• [EXERCISE DETAILS] The records below must be output exactly, without pictures.

• [PROVIDED DATA]
....

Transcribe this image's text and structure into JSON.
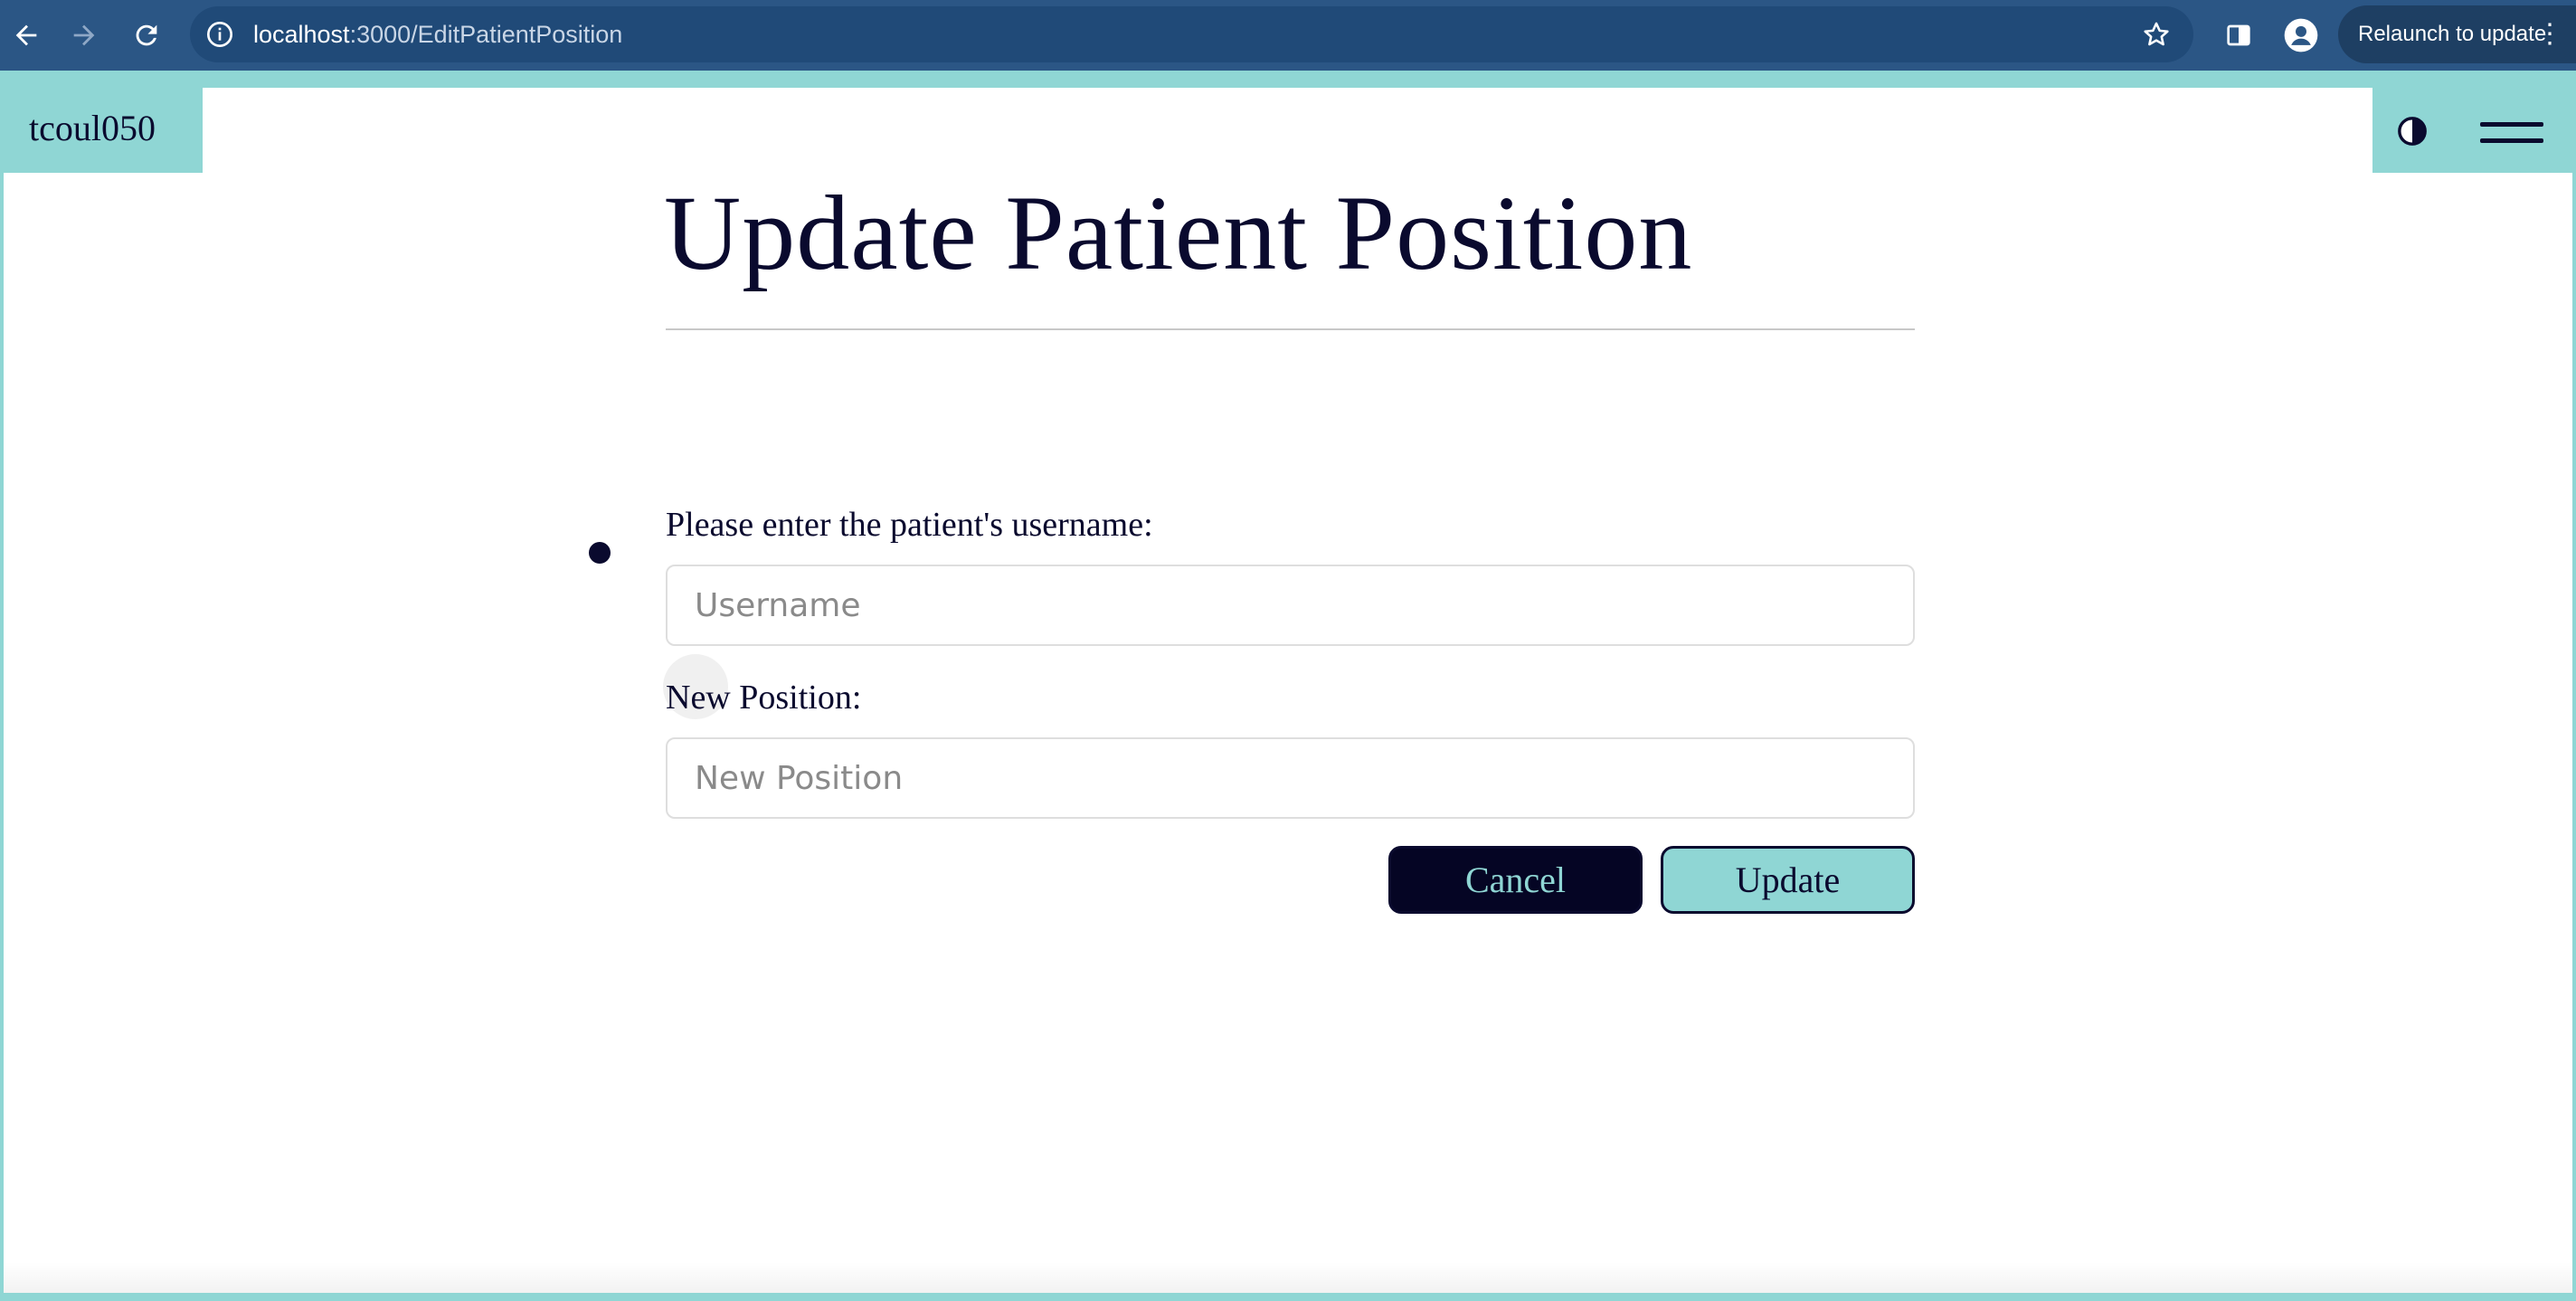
{
  "browser": {
    "url_host": "localhost",
    "url_path": ":3000/EditPatientPosition",
    "relaunch_label": "Relaunch to update",
    "menu_glyph": "⋮"
  },
  "header": {
    "brand": "tcoul050"
  },
  "form": {
    "title": "Update Patient Position",
    "username_label": "Please enter the patient's username:",
    "username_placeholder": "Username",
    "position_label": "New Position:",
    "position_placeholder": "New Position",
    "cancel_label": "Cancel",
    "update_label": "Update"
  },
  "colors": {
    "accent_teal": "#8fd6d4",
    "navy": "#0a0a2e",
    "chrome_blue": "#2b5685"
  }
}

....

• [RESPONSE TO THIS EXERCISE]
Transcribe this image's text and structure into JSON.
{
  "browser": {
    "url_host": "localhost",
    "url_path": ":3000/EditPatientPosition",
    "relaunch_label": "Relaunch to update",
    "menu_glyph": "⋮"
  },
  "header": {
    "brand": "tcoul050"
  },
  "form": {
    "title": "Update Patient Position",
    "username_label": "Please enter the patient's username:",
    "username_placeholder": "Username",
    "position_label": "New Position:",
    "position_placeholder": "New Position",
    "cancel_label": "Cancel",
    "update_label": "Update"
  },
  "colors": {
    "accent_teal": "#8fd6d4",
    "navy": "#0a0a2e",
    "chrome_blue": "#2b5685"
  }
}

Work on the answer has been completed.